[START Dataset records]

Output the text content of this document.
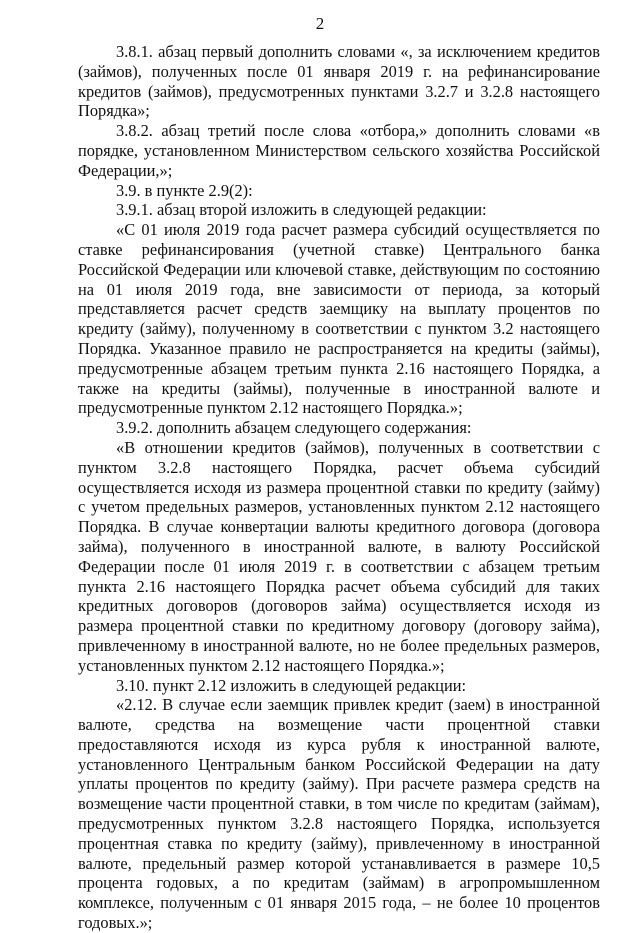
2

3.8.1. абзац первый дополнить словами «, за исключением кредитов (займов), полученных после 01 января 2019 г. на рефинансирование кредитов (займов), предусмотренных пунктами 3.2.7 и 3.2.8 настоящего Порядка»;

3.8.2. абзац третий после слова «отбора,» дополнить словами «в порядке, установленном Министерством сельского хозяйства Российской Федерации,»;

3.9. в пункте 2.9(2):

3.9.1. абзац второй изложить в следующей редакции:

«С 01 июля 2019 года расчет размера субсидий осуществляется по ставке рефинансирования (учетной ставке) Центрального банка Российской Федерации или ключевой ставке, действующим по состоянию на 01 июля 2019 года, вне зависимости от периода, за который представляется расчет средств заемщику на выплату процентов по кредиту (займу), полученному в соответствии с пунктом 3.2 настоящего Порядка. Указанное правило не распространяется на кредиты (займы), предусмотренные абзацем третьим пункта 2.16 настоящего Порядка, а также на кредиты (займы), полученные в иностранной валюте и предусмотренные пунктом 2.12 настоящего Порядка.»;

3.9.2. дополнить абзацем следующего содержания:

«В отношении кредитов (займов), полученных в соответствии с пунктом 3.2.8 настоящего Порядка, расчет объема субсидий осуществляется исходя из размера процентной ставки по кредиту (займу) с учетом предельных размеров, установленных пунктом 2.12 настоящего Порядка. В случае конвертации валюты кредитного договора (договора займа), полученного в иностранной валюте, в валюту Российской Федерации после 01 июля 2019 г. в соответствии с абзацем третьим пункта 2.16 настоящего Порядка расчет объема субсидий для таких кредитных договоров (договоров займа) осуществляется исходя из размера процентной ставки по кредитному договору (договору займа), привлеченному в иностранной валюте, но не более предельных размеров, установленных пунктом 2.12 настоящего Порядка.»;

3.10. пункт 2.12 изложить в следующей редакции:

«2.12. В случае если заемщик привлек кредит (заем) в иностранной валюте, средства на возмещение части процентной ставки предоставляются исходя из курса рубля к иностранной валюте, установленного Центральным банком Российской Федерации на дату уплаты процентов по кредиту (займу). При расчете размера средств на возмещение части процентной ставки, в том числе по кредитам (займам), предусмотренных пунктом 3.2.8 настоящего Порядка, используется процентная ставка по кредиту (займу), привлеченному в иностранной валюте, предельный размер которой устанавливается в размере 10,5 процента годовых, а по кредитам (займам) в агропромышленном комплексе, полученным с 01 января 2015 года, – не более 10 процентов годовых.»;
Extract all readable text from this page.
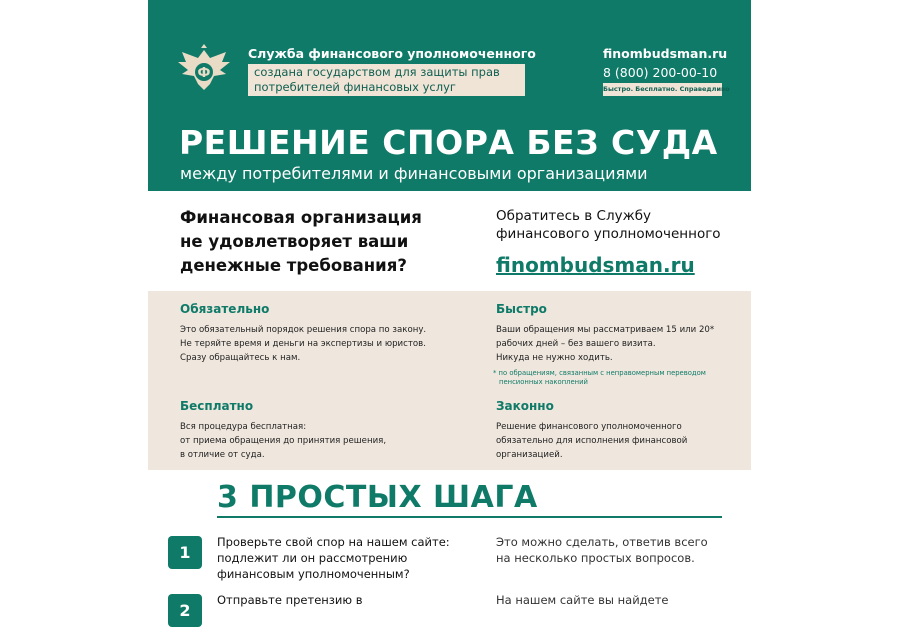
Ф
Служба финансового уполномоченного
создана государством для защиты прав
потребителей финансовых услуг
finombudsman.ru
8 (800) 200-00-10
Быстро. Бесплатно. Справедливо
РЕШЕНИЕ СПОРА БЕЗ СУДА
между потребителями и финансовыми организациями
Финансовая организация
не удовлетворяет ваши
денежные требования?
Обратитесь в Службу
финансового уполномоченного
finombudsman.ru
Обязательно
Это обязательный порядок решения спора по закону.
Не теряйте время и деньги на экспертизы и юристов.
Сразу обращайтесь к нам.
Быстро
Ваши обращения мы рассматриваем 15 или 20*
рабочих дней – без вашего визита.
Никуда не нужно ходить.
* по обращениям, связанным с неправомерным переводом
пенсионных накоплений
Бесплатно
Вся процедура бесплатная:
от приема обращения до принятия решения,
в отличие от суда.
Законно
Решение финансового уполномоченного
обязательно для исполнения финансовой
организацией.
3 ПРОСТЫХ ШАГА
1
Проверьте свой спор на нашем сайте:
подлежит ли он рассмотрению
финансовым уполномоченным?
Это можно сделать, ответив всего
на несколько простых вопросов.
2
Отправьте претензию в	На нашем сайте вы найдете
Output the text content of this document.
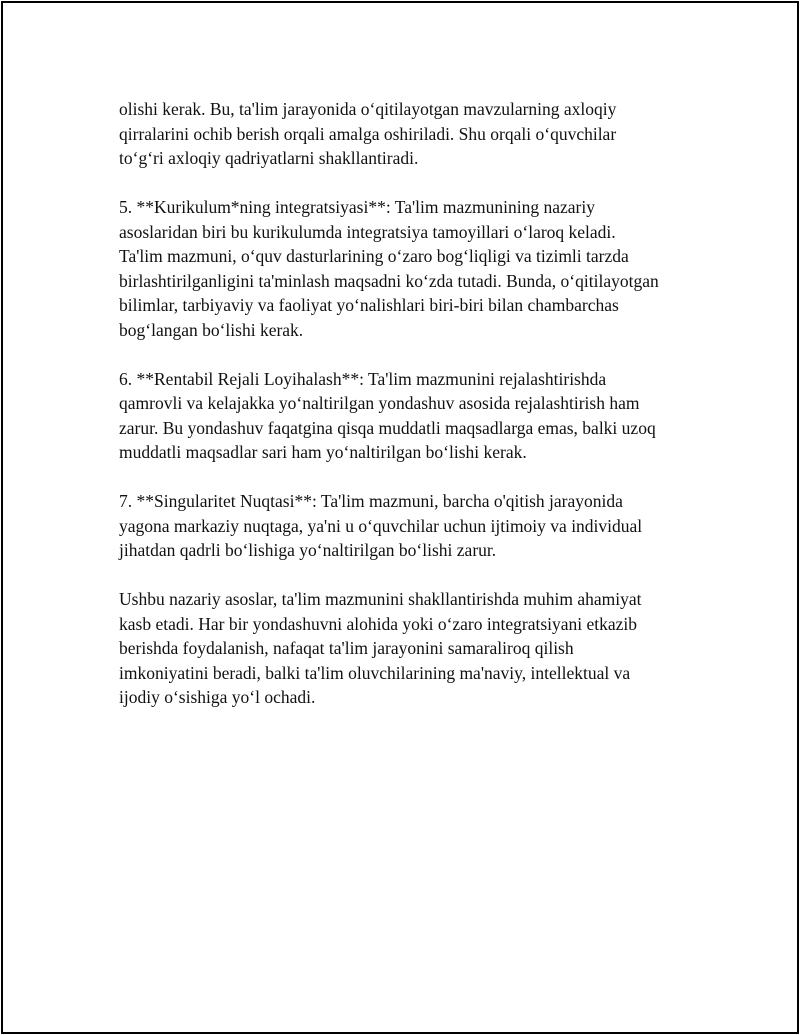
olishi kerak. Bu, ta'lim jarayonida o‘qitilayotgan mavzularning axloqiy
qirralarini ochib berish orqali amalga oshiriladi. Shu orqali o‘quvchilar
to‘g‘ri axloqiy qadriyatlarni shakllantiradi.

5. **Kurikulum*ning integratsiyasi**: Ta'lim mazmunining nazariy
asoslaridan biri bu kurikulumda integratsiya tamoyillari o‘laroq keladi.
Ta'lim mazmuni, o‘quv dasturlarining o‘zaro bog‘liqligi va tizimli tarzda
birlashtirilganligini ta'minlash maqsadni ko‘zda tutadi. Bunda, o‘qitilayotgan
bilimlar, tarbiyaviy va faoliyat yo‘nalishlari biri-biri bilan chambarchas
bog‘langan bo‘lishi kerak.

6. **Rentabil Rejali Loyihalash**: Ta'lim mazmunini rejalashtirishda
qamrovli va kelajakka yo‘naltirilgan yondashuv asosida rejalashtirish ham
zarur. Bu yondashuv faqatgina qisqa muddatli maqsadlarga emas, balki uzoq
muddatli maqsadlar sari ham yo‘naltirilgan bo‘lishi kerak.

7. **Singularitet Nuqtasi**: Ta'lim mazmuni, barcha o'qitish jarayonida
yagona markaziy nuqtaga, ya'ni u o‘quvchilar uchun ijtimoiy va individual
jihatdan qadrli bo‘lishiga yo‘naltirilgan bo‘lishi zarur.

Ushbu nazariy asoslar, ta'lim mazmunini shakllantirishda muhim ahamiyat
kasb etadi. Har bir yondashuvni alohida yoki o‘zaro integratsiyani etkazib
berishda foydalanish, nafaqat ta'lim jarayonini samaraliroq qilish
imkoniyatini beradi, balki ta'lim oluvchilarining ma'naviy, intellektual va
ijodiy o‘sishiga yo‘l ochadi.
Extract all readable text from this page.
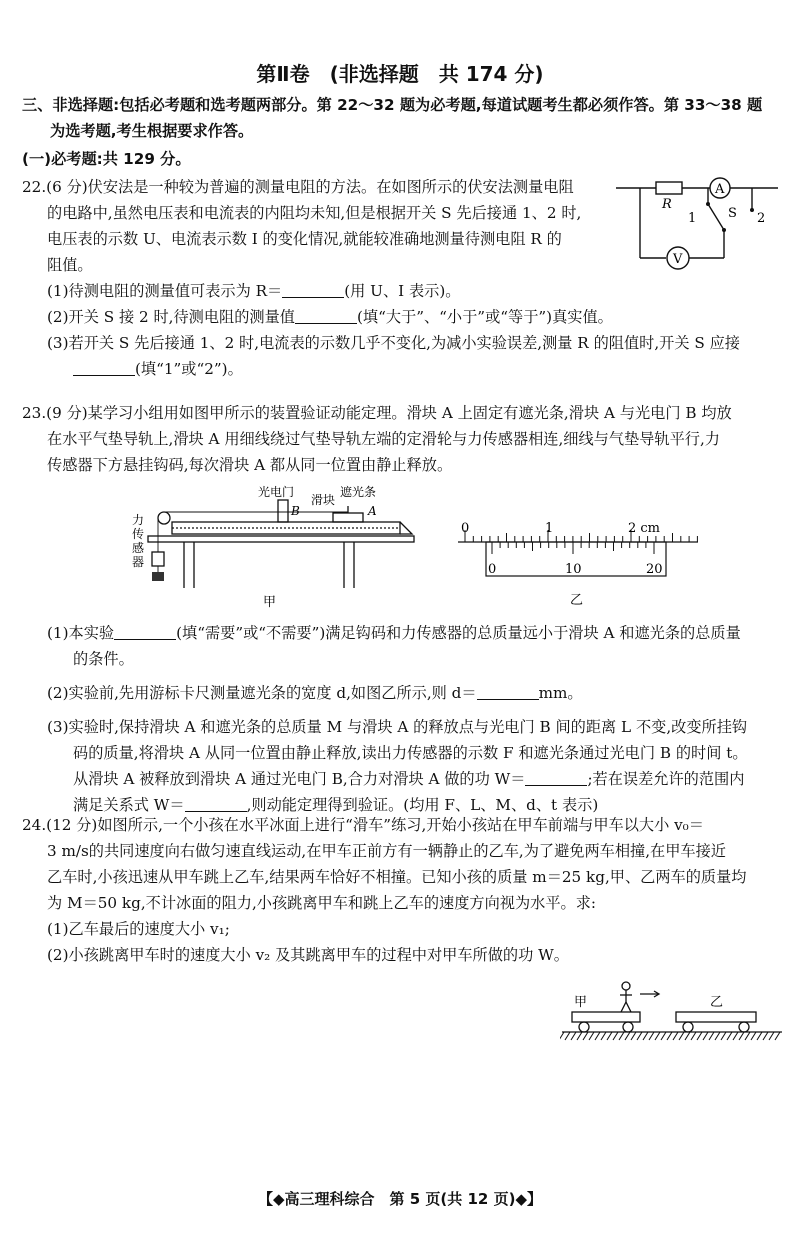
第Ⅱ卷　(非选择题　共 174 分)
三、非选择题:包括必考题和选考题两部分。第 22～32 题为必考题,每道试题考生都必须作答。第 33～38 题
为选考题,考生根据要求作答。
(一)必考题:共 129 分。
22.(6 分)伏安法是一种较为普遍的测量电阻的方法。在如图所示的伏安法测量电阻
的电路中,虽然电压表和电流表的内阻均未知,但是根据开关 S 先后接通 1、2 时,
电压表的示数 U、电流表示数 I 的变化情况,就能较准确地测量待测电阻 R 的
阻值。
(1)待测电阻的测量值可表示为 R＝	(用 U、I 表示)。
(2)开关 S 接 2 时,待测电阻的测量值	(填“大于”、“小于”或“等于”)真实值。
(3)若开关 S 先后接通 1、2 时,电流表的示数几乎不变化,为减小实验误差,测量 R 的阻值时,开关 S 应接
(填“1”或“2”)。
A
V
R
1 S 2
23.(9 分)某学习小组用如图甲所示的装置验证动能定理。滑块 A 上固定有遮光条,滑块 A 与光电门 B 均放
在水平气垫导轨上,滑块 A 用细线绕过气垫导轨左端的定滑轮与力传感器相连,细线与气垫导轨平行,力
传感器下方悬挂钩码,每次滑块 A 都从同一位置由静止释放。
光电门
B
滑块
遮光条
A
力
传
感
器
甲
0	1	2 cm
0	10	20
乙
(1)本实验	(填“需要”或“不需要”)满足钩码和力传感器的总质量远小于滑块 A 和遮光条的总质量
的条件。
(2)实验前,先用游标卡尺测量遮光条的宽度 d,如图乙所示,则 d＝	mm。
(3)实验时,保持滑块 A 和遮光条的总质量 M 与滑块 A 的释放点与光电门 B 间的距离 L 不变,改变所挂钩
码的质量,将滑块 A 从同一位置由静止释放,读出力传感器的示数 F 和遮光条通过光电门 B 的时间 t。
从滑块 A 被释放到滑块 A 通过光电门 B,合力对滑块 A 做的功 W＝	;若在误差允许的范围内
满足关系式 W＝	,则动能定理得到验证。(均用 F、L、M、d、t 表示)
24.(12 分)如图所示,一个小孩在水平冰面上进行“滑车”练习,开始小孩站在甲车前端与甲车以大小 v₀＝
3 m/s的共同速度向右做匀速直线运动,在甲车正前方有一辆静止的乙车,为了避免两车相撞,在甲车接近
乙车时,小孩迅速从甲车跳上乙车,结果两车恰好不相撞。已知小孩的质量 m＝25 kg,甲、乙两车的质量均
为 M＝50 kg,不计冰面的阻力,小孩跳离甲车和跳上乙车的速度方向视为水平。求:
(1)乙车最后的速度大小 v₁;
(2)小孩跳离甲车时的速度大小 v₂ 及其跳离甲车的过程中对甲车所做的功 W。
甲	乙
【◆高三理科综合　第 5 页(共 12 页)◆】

[END Dataset records]

• [Work to complete]:
Reproduce each line from the records that contains the word "muddatli".

• [Task result]:
zarur. Bu yondashuv faqatgina qisqa muddatli maqsadlarga emas, balki uzoq
muddatli maqsadlar sari ham yo‘naltirilgan bo‘lishi kerak.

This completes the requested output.